What needs to be done
Reproduce the data exactly and drop any pictures it holds.

Dataset entries
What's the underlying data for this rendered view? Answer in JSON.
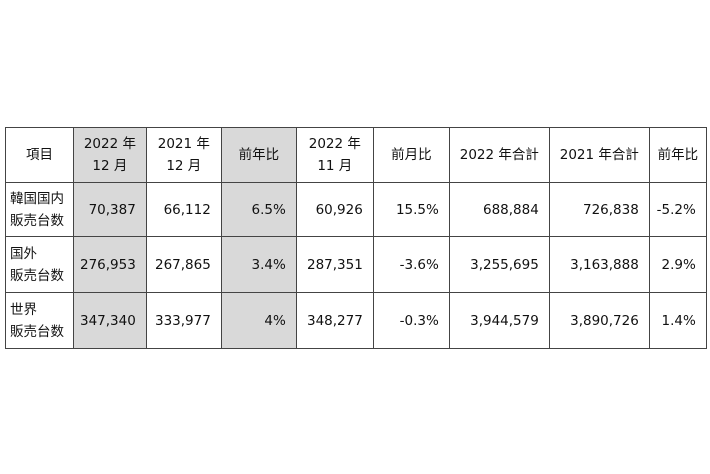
{
  "table": {
    "header": [
      [
        "項目"
      ],
      [
        "2022 年",
        "12 月"
      ],
      [
        "2021 年",
        "12 月"
      ],
      [
        "前年比"
      ],
      [
        "2022 年",
        "11 月"
      ],
      [
        "前月比"
      ],
      [
        "2022 年合計"
      ],
      [
        "2021 年合計"
      ],
      [
        "前年比"
      ]
    ],
    "rows": [
      [
        [
          "韓国国内",
          "販売台数"
        ],
        "70,387",
        "66,112",
        "6.5%",
        "60,926",
        "15.5%",
        "688,884",
        "726,838",
        "-5.2%"
      ],
      [
        [
          "国外",
          "販売台数"
        ],
        "276,953",
        "267,865",
        "3.4%",
        "287,351",
        "-3.6%",
        "3,255,695",
        "3,163,888",
        "2.9%"
      ],
      [
        [
          "世界",
          "販売台数"
        ],
        "347,340",
        "333,977",
        "4%",
        "348,277",
        "-0.3%",
        "3,944,579",
        "3,890,726",
        "1.4%"
      ]
    ]
  }
}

Result of this exercise
What's the underlying data for this rendered view? Answer in JSON.
{
  "table": {
    "header": [
      [
        "項目"
      ],
      [
        "2022 年",
        "12 月"
      ],
      [
        "2021 年",
        "12 月"
      ],
      [
        "前年比"
      ],
      [
        "2022 年",
        "11 月"
      ],
      [
        "前月比"
      ],
      [
        "2022 年合計"
      ],
      [
        "2021 年合計"
      ],
      [
        "前年比"
      ]
    ],
    "rows": [
      [
        [
          "韓国国内",
          "販売台数"
        ],
        "70,387",
        "66,112",
        "6.5%",
        "60,926",
        "15.5%",
        "688,884",
        "726,838",
        "-5.2%"
      ],
      [
        [
          "国外",
          "販売台数"
        ],
        "276,953",
        "267,865",
        "3.4%",
        "287,351",
        "-3.6%",
        "3,255,695",
        "3,163,888",
        "2.9%"
      ],
      [
        [
          "世界",
          "販売台数"
        ],
        "347,340",
        "333,977",
        "4%",
        "348,277",
        "-0.3%",
        "3,944,579",
        "3,890,726",
        "1.4%"
      ]
    ]
  }
}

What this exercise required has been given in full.